## [EXERCISE OBJECTIVE]
Show the lines below where "color" occurs.

Items from a data source
Start of Block
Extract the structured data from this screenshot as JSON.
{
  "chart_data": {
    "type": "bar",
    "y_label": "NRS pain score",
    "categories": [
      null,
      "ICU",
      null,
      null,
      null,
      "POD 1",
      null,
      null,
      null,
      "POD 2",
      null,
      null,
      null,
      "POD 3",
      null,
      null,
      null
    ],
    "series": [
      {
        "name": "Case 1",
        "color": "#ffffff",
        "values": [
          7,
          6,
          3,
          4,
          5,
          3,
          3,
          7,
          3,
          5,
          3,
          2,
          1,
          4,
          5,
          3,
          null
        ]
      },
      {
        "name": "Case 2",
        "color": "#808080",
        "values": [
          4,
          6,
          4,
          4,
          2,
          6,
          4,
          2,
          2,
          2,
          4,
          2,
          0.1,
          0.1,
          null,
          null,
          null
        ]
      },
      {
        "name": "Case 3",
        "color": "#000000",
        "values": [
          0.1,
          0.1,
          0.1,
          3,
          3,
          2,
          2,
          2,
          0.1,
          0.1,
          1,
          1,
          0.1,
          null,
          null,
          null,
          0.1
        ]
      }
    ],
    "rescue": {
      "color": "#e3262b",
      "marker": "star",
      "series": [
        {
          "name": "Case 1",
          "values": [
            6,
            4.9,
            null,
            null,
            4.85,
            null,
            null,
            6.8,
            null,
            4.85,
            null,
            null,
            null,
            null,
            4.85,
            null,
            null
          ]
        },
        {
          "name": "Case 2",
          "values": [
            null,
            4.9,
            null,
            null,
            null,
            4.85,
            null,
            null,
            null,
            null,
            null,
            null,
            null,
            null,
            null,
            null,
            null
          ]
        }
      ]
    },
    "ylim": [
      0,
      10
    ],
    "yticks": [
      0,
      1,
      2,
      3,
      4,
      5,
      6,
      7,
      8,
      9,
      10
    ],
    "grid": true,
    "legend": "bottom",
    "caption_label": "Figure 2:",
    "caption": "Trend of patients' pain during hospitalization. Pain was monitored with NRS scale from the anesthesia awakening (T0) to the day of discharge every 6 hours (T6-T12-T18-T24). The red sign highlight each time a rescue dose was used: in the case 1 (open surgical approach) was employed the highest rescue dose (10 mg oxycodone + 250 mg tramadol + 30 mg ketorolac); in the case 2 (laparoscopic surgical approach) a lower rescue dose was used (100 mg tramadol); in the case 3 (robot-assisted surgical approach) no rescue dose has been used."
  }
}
End of Block
## [WRITTEN REPLY]
        "color": "#ffffff",
        "color": "#808080",
        "color": "#000000",
      "color": "#e3262b",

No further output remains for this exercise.